__Given records__
┄┄┄┄┄┄┄┄┄┄┄┄┄┄┄┄┄┄┄┄

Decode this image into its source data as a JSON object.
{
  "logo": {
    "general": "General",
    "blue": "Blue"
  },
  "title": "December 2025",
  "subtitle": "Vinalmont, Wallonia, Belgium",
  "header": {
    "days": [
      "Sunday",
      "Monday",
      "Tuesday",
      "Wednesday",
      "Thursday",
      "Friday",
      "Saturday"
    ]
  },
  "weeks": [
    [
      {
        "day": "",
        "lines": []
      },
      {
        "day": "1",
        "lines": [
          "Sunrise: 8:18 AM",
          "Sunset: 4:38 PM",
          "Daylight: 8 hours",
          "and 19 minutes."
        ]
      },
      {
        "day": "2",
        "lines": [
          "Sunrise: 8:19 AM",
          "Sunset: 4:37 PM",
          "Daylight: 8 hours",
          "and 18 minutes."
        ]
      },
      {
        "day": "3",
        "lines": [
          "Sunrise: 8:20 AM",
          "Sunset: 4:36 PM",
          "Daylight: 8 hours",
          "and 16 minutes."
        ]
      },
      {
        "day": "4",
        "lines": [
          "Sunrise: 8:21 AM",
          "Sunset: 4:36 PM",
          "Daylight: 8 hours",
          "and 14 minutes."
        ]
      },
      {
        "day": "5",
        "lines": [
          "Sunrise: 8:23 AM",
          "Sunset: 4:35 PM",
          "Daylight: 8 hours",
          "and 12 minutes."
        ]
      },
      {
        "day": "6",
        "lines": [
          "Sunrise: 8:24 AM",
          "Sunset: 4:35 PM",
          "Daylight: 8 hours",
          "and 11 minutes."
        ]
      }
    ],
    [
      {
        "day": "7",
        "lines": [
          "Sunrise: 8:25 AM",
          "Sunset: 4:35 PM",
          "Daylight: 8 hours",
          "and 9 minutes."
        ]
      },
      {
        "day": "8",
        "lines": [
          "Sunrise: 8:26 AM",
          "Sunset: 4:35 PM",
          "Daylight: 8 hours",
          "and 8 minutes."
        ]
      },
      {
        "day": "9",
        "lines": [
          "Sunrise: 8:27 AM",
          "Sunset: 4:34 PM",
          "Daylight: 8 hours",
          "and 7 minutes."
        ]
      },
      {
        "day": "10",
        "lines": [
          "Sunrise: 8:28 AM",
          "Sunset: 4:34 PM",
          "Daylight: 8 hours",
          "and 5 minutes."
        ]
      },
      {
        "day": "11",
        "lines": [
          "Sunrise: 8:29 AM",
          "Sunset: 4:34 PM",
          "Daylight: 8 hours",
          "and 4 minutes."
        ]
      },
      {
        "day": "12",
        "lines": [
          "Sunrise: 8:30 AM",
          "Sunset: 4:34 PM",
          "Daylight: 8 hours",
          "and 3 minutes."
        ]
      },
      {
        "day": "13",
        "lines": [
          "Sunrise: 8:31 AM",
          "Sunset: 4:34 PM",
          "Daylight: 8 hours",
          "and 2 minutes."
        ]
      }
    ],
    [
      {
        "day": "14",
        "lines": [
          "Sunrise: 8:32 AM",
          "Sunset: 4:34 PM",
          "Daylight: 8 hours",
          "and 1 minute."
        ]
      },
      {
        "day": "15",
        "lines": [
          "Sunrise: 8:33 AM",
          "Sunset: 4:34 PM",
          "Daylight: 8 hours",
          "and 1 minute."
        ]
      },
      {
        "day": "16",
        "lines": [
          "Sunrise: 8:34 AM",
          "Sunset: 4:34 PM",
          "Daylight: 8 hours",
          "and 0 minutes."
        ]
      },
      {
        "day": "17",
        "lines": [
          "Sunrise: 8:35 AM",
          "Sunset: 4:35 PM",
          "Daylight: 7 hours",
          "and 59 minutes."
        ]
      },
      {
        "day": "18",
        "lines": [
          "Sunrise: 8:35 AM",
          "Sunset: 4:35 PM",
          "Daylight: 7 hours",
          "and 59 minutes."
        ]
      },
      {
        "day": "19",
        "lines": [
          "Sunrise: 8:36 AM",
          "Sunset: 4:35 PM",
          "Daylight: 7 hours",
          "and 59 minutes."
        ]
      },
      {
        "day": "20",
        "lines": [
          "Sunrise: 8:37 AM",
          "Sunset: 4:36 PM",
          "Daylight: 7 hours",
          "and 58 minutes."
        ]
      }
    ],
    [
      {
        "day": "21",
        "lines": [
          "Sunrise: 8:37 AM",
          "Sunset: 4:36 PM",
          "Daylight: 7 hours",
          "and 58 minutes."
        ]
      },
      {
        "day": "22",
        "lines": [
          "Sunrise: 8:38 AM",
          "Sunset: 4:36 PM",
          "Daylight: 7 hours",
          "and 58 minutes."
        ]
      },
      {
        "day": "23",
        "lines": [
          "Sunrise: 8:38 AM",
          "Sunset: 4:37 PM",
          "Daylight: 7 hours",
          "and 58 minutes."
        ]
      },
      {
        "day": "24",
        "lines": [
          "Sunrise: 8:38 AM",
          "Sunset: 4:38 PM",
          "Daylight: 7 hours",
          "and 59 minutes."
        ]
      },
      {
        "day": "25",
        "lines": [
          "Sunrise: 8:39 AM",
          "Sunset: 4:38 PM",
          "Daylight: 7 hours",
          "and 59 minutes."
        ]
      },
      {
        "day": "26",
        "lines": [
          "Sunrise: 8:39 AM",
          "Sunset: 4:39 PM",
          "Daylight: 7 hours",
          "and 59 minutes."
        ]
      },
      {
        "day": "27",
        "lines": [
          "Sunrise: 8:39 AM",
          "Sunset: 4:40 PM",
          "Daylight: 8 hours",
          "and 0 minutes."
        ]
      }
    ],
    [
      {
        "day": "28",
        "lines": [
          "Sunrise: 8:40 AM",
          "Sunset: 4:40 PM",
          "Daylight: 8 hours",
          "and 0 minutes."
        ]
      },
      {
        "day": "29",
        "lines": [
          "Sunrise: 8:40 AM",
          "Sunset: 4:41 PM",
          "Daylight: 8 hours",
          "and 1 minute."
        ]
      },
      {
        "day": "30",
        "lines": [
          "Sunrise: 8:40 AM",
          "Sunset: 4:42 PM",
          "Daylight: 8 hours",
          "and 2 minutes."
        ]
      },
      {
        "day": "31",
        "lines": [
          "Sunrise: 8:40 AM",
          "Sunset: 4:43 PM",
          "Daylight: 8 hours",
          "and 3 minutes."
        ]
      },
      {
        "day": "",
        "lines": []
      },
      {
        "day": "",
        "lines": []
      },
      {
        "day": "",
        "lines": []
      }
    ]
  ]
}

┄┄┄┄┄┄┄┄┄┄┄┄┄┄┄┄┄┄┄┄

__Do this__
Transcribe every entry word for word.

__Solution for this exercise__
Decode this image into its source data as a JSON object.
{
  "logo": {
    "general": "General",
    "blue": "Blue"
  },
  "title": "December 2025",
  "subtitle": "Vinalmont, Wallonia, Belgium",
  "header": {
    "days": [
      "Sunday",
      "Monday",
      "Tuesday",
      "Wednesday",
      "Thursday",
      "Friday",
      "Saturday"
    ]
  },
  "weeks": [
    [
      {
        "day": "",
        "lines": []
      },
      {
        "day": "1",
        "lines": [
          "Sunrise: 8:18 AM",
          "Sunset: 4:38 PM",
          "Daylight: 8 hours",
          "and 19 minutes."
        ]
      },
      {
        "day": "2",
        "lines": [
          "Sunrise: 8:19 AM",
          "Sunset: 4:37 PM",
          "Daylight: 8 hours",
          "and 18 minutes."
        ]
      },
      {
        "day": "3",
        "lines": [
          "Sunrise: 8:20 AM",
          "Sunset: 4:36 PM",
          "Daylight: 8 hours",
          "and 16 minutes."
        ]
      },
      {
        "day": "4",
        "lines": [
          "Sunrise: 8:21 AM",
          "Sunset: 4:36 PM",
          "Daylight: 8 hours",
          "and 14 minutes."
        ]
      },
      {
        "day": "5",
        "lines": [
          "Sunrise: 8:23 AM",
          "Sunset: 4:35 PM",
          "Daylight: 8 hours",
          "and 12 minutes."
        ]
      },
      {
        "day": "6",
        "lines": [
          "Sunrise: 8:24 AM",
          "Sunset: 4:35 PM",
          "Daylight: 8 hours",
          "and 11 minutes."
        ]
      }
    ],
    [
      {
        "day": "7",
        "lines": [
          "Sunrise: 8:25 AM",
          "Sunset: 4:35 PM",
          "Daylight: 8 hours",
          "and 9 minutes."
        ]
      },
      {
        "day": "8",
        "lines": [
          "Sunrise: 8:26 AM",
          "Sunset: 4:35 PM",
          "Daylight: 8 hours",
          "and 8 minutes."
        ]
      },
      {
        "day": "9",
        "lines": [
          "Sunrise: 8:27 AM",
          "Sunset: 4:34 PM",
          "Daylight: 8 hours",
          "and 7 minutes."
        ]
      },
      {
        "day": "10",
        "lines": [
          "Sunrise: 8:28 AM",
          "Sunset: 4:34 PM",
          "Daylight: 8 hours",
          "and 5 minutes."
        ]
      },
      {
        "day": "11",
        "lines": [
          "Sunrise: 8:29 AM",
          "Sunset: 4:34 PM",
          "Daylight: 8 hours",
          "and 4 minutes."
        ]
      },
      {
        "day": "12",
        "lines": [
          "Sunrise: 8:30 AM",
          "Sunset: 4:34 PM",
          "Daylight: 8 hours",
          "and 3 minutes."
        ]
      },
      {
        "day": "13",
        "lines": [
          "Sunrise: 8:31 AM",
          "Sunset: 4:34 PM",
          "Daylight: 8 hours",
          "and 2 minutes."
        ]
      }
    ],
    [
      {
        "day": "14",
        "lines": [
          "Sunrise: 8:32 AM",
          "Sunset: 4:34 PM",
          "Daylight: 8 hours",
          "and 1 minute."
        ]
      },
      {
        "day": "15",
        "lines": [
          "Sunrise: 8:33 AM",
          "Sunset: 4:34 PM",
          "Daylight: 8 hours",
          "and 1 minute."
        ]
      },
      {
        "day": "16",
        "lines": [
          "Sunrise: 8:34 AM",
          "Sunset: 4:34 PM",
          "Daylight: 8 hours",
          "and 0 minutes."
        ]
      },
      {
        "day": "17",
        "lines": [
          "Sunrise: 8:35 AM",
          "Sunset: 4:35 PM",
          "Daylight: 7 hours",
          "and 59 minutes."
        ]
      },
      {
        "day": "18",
        "lines": [
          "Sunrise: 8:35 AM",
          "Sunset: 4:35 PM",
          "Daylight: 7 hours",
          "and 59 minutes."
        ]
      },
      {
        "day": "19",
        "lines": [
          "Sunrise: 8:36 AM",
          "Sunset: 4:35 PM",
          "Daylight: 7 hours",
          "and 59 minutes."
        ]
      },
      {
        "day": "20",
        "lines": [
          "Sunrise: 8:37 AM",
          "Sunset: 4:36 PM",
          "Daylight: 7 hours",
          "and 58 minutes."
        ]
      }
    ],
    [
      {
        "day": "21",
        "lines": [
          "Sunrise: 8:37 AM",
          "Sunset: 4:36 PM",
          "Daylight: 7 hours",
          "and 58 minutes."
        ]
      },
      {
        "day": "22",
        "lines": [
          "Sunrise: 8:38 AM",
          "Sunset: 4:36 PM",
          "Daylight: 7 hours",
          "and 58 minutes."
        ]
      },
      {
        "day": "23",
        "lines": [
          "Sunrise: 8:38 AM",
          "Sunset: 4:37 PM",
          "Daylight: 7 hours",
          "and 58 minutes."
        ]
      },
      {
        "day": "24",
        "lines": [
          "Sunrise: 8:38 AM",
          "Sunset: 4:38 PM",
          "Daylight: 7 hours",
          "and 59 minutes."
        ]
      },
      {
        "day": "25",
        "lines": [
          "Sunrise: 8:39 AM",
          "Sunset: 4:38 PM",
          "Daylight: 7 hours",
          "and 59 minutes."
        ]
      },
      {
        "day": "26",
        "lines": [
          "Sunrise: 8:39 AM",
          "Sunset: 4:39 PM",
          "Daylight: 7 hours",
          "and 59 minutes."
        ]
      },
      {
        "day": "27",
        "lines": [
          "Sunrise: 8:39 AM",
          "Sunset: 4:40 PM",
          "Daylight: 8 hours",
          "and 0 minutes."
        ]
      }
    ],
    [
      {
        "day": "28",
        "lines": [
          "Sunrise: 8:40 AM",
          "Sunset: 4:40 PM",
          "Daylight: 8 hours",
          "and 0 minutes."
        ]
      },
      {
        "day": "29",
        "lines": [
          "Sunrise: 8:40 AM",
          "Sunset: 4:41 PM",
          "Daylight: 8 hours",
          "and 1 minute."
        ]
      },
      {
        "day": "30",
        "lines": [
          "Sunrise: 8:40 AM",
          "Sunset: 4:42 PM",
          "Daylight: 8 hours",
          "and 2 minutes."
        ]
      },
      {
        "day": "31",
        "lines": [
          "Sunrise: 8:40 AM",
          "Sunset: 4:43 PM",
          "Daylight: 8 hours",
          "and 3 minutes."
        ]
      },
      {
        "day": "",
        "lines": []
      },
      {
        "day": "",
        "lines": []
      },
      {
        "day": "",
        "lines": []
      }
    ]
  ]
}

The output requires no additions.